Please copy out the records word for word, starting at the very beginning and ending with the line that contains "eu-star-icon bbox=[953, 1098, 1099, 1238]".

[Start MATERIAL PROVIDED]

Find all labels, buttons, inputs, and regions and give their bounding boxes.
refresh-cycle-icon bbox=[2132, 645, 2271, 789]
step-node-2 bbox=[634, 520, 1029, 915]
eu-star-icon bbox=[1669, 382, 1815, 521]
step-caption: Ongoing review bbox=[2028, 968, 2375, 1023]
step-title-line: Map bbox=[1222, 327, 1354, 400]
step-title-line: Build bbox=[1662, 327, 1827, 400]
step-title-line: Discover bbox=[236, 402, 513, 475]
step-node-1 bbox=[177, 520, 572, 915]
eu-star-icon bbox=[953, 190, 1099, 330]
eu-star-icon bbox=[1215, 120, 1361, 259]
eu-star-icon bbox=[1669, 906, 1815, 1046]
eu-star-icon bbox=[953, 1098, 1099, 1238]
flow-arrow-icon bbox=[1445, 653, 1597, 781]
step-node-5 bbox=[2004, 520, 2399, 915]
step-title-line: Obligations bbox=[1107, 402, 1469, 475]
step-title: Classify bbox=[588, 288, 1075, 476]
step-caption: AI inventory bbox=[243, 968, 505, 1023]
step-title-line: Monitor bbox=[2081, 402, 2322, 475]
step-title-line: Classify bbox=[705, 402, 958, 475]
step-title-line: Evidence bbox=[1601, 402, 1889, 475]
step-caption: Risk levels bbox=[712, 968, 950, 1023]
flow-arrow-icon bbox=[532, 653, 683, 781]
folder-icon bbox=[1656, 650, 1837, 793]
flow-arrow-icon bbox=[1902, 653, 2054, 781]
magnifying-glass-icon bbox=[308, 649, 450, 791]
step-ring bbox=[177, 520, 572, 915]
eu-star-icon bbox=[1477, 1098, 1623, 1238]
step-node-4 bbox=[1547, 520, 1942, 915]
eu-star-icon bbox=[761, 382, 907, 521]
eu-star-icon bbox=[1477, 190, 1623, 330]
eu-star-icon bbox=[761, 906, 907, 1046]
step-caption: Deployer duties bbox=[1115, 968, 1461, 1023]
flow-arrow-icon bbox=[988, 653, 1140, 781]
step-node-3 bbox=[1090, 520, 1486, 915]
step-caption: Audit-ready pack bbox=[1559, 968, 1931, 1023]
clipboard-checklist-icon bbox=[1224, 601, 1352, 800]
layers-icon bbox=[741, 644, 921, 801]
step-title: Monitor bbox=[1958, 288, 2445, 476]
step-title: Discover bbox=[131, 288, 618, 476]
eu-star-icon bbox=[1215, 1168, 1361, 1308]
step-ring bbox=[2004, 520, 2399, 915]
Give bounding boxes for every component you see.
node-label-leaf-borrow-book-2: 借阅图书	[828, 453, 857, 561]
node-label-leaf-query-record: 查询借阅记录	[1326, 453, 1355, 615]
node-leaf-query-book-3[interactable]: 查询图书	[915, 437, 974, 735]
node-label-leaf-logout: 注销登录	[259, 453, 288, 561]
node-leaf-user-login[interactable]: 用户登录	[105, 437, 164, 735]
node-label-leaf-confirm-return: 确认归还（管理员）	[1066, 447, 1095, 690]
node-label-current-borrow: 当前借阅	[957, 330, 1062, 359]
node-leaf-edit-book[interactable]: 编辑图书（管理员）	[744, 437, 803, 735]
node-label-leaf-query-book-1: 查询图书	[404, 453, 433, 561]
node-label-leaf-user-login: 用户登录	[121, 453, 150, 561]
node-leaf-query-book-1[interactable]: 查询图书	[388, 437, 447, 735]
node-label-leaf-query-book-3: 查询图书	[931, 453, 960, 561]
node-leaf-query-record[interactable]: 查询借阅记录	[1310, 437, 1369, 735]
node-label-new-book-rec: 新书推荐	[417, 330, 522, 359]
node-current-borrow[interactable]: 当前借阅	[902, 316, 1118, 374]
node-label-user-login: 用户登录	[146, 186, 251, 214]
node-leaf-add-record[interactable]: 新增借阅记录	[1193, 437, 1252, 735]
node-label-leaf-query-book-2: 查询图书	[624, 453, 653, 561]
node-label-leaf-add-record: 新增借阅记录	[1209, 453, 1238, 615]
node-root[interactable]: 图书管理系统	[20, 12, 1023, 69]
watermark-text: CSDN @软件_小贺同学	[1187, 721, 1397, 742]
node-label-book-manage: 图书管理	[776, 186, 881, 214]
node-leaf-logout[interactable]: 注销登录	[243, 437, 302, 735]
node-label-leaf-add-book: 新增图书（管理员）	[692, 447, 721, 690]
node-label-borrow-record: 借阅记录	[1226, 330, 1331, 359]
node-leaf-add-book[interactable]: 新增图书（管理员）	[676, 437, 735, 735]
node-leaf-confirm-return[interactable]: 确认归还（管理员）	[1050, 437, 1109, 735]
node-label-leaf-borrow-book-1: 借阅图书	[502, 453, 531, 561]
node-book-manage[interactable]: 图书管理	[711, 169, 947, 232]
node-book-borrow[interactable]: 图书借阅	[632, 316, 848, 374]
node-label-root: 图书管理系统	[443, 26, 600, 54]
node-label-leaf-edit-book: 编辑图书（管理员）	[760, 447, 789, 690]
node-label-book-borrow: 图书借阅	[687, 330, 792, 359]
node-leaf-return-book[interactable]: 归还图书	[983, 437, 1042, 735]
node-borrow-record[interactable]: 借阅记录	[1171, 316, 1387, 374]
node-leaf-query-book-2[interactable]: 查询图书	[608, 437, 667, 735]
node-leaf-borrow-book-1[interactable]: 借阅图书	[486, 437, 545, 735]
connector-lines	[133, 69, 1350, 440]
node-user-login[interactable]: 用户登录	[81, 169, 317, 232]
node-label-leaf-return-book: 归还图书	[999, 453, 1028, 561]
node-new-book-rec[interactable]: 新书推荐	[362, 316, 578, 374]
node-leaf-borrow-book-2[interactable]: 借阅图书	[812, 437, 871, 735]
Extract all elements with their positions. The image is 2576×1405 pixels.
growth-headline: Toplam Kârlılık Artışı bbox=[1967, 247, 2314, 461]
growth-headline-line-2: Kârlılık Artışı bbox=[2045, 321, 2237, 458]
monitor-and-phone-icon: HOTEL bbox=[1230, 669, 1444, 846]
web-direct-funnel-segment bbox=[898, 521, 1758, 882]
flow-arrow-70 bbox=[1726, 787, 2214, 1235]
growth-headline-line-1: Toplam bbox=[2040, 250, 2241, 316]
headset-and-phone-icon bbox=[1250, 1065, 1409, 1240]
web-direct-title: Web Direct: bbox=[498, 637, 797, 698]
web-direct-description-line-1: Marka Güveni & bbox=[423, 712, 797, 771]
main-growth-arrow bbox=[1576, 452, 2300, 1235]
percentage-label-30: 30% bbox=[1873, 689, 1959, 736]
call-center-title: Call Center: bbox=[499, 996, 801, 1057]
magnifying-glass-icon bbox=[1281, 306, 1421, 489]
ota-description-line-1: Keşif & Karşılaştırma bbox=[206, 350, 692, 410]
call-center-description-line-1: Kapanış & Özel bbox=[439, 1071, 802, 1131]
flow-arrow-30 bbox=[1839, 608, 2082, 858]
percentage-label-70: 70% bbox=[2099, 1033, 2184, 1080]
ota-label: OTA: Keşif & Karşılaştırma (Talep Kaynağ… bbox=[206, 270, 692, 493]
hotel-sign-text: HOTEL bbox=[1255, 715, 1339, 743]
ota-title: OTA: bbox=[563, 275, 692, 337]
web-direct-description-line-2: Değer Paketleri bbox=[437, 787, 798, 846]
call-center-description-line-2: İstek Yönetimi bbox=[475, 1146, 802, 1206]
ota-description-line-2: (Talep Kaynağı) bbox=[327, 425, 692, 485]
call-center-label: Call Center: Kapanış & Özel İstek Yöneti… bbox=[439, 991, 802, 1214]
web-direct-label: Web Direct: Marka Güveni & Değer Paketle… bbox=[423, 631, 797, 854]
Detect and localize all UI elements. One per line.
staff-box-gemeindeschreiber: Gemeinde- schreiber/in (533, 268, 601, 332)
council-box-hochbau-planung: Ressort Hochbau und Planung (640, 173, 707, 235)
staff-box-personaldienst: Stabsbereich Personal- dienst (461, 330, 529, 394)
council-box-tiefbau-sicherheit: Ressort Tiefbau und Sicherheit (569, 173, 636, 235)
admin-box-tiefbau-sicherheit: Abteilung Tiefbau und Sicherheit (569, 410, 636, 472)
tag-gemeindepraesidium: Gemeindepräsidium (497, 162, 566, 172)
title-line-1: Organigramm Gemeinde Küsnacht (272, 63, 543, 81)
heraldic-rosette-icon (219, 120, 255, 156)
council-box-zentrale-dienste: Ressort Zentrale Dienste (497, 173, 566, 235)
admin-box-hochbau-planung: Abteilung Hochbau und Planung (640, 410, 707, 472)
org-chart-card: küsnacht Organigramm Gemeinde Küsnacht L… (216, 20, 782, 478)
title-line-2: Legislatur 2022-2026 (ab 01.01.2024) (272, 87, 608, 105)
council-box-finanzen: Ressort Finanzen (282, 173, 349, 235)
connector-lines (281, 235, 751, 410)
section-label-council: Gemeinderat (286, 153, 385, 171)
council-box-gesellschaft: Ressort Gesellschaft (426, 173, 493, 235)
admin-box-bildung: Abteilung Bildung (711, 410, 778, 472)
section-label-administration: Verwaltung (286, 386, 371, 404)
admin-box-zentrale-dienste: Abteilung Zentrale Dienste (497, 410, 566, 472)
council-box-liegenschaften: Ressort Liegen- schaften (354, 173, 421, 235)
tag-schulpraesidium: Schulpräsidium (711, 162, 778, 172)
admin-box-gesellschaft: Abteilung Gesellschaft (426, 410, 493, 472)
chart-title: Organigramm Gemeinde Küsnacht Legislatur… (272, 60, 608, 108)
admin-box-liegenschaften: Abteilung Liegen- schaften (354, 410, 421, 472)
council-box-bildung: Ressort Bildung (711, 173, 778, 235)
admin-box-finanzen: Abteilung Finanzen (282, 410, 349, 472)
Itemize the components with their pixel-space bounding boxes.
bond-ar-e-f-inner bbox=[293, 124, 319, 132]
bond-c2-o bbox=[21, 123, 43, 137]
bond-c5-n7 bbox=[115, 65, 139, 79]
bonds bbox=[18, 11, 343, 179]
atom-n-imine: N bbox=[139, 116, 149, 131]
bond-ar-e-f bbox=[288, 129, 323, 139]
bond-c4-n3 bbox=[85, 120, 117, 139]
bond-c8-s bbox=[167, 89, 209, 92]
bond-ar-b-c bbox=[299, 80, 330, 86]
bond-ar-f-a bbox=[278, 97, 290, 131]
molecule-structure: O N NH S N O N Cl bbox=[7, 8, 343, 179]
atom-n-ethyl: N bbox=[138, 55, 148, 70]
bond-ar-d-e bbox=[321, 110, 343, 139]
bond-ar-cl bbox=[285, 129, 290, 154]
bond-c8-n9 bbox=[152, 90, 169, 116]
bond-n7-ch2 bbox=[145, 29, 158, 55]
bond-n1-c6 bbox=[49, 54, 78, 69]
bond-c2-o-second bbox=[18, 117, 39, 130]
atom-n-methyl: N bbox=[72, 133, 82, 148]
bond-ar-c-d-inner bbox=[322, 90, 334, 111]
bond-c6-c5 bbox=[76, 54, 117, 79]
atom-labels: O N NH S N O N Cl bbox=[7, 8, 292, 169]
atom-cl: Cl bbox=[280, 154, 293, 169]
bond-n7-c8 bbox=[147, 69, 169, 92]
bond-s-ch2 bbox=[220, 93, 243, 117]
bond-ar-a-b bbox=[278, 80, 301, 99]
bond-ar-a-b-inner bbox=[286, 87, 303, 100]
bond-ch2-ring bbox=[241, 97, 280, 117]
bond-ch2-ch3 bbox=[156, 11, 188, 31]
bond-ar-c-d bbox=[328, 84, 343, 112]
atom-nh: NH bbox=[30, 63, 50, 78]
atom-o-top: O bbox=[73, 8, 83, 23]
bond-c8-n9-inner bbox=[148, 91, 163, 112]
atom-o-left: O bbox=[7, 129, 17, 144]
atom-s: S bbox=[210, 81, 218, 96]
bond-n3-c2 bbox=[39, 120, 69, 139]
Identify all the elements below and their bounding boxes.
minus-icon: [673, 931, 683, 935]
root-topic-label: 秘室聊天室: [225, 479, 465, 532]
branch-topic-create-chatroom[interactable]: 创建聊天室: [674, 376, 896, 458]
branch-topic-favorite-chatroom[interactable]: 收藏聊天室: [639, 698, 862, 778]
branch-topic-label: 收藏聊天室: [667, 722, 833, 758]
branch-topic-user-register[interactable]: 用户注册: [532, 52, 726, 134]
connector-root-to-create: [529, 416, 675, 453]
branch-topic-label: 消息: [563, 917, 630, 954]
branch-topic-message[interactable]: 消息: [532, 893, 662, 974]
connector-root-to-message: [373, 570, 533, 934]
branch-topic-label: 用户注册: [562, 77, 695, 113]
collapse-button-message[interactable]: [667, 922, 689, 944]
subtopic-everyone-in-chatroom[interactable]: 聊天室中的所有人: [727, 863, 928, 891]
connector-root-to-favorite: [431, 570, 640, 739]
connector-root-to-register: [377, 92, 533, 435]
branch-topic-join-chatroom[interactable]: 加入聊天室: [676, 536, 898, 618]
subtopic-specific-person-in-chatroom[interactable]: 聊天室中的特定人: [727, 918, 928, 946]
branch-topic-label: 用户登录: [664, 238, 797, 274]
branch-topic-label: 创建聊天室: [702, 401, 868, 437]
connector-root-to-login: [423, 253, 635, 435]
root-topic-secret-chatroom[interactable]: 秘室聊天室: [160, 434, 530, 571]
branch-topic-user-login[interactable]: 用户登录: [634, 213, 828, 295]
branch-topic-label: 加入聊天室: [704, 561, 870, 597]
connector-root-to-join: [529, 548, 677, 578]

[End MATERIAL PROVIDED]

● **FINAL ANSWER**:
Find all labels, buttons, inputs, and regions and give their bounding boxes.
refresh-cycle-icon bbox=[2132, 645, 2271, 789]
step-node-2 bbox=[634, 520, 1029, 915]
eu-star-icon bbox=[1669, 382, 1815, 521]
step-caption: Ongoing review bbox=[2028, 968, 2375, 1023]
step-title-line: Map bbox=[1222, 327, 1354, 400]
step-title-line: Build bbox=[1662, 327, 1827, 400]
step-title-line: Discover bbox=[236, 402, 513, 475]
step-node-1 bbox=[177, 520, 572, 915]
eu-star-icon bbox=[953, 190, 1099, 330]
eu-star-icon bbox=[1215, 120, 1361, 259]
eu-star-icon bbox=[1669, 906, 1815, 1046]
eu-star-icon bbox=[953, 1098, 1099, 1238]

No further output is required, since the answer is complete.